▶ [Work to do] Send each entry back exactly as given, pictures excluded.

======

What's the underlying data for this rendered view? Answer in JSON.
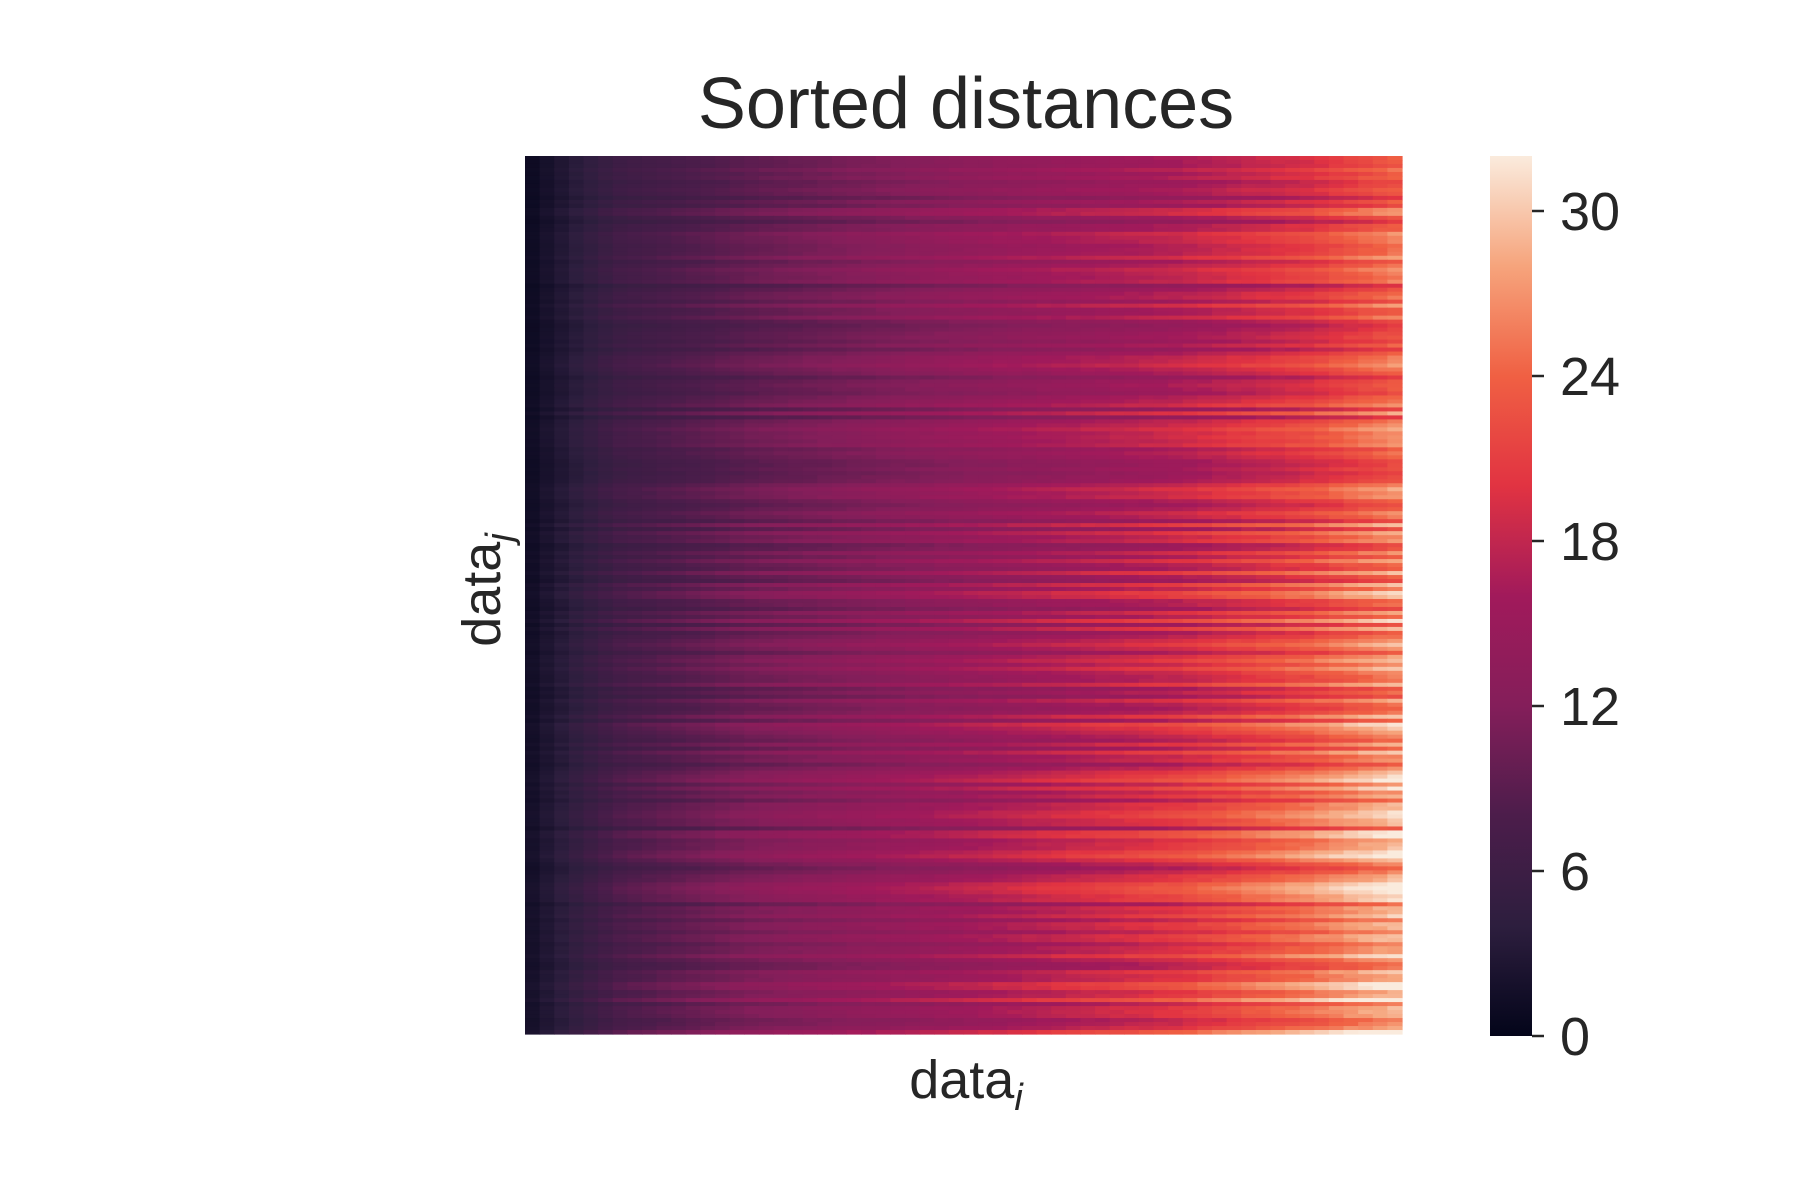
{
  "chart_data": {
    "type": "heatmap",
    "title": "Sorted distances",
    "xlabel": {
      "base": "data",
      "sub": "i"
    },
    "ylabel": {
      "base": "data",
      "sub": "j"
    },
    "xticks": [],
    "yticks": [],
    "colormap": "rocket",
    "colorbar": {
      "min": 0,
      "max": 32,
      "ticks": [
        0,
        6,
        12,
        18,
        24,
        30
      ],
      "tick_labels": [
        "0",
        "6",
        "12",
        "18",
        "24",
        "30"
      ]
    },
    "rows_sorted_ascending": true,
    "approx_row_profile": {
      "x_fraction": [
        0.0,
        0.1,
        0.25,
        0.5,
        0.75,
        0.9,
        1.0
      ],
      "typical_top_rows": [
        1,
        6,
        9,
        13,
        16,
        19,
        23
      ],
      "typical_bottom_rows": [
        2,
        8,
        12,
        16,
        21,
        26,
        30
      ]
    }
  }
}
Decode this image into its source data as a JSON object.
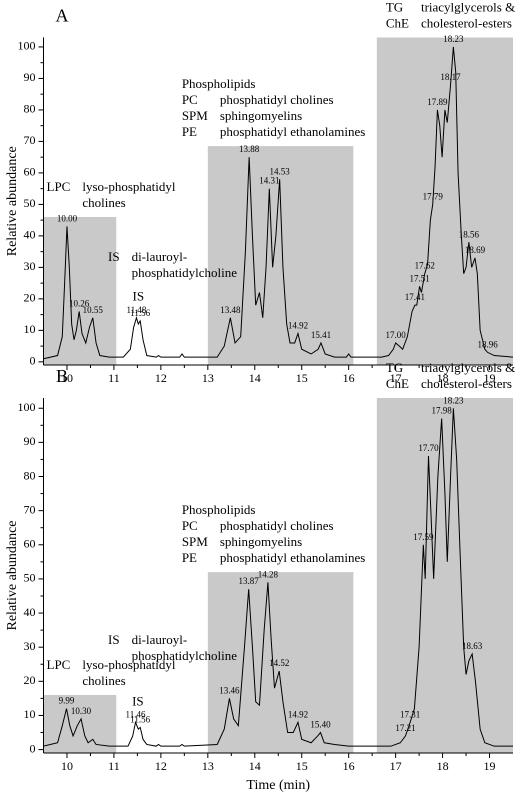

======

▶ [Answer for this exercise]
What's the underlying data for this rendered view? Answer in JSON.
{
  "chart_data": {
    "type": "heatmap",
    "title": "Sorted distances",
    "xlabel": {
      "base": "data",
      "sub": "i"
    },
    "ylabel": {
      "base": "data",
      "sub": "j"
    },
    "xticks": [],
    "yticks": [],
    "colormap": "rocket",
    "colorbar": {
      "min": 0,
      "max": 32,
      "ticks": [
        0,
        6,
        12,
        18,
        24,
        30
      ],
      "tick_labels": [
        "0",
        "6",
        "12",
        "18",
        "24",
        "30"
      ]
    },
    "rows_sorted_ascending": true,
    "approx_row_profile": {
      "x_fraction": [
        0.0,
        0.1,
        0.25,
        0.5,
        0.75,
        0.9,
        1.0
      ],
      "typical_top_rows": [
        1,
        6,
        9,
        13,
        16,
        19,
        23
      ],
      "typical_bottom_rows": [
        2,
        8,
        12,
        16,
        21,
        26,
        30
      ]
    }
  }
}
Decode this image into its source data as a JSON object.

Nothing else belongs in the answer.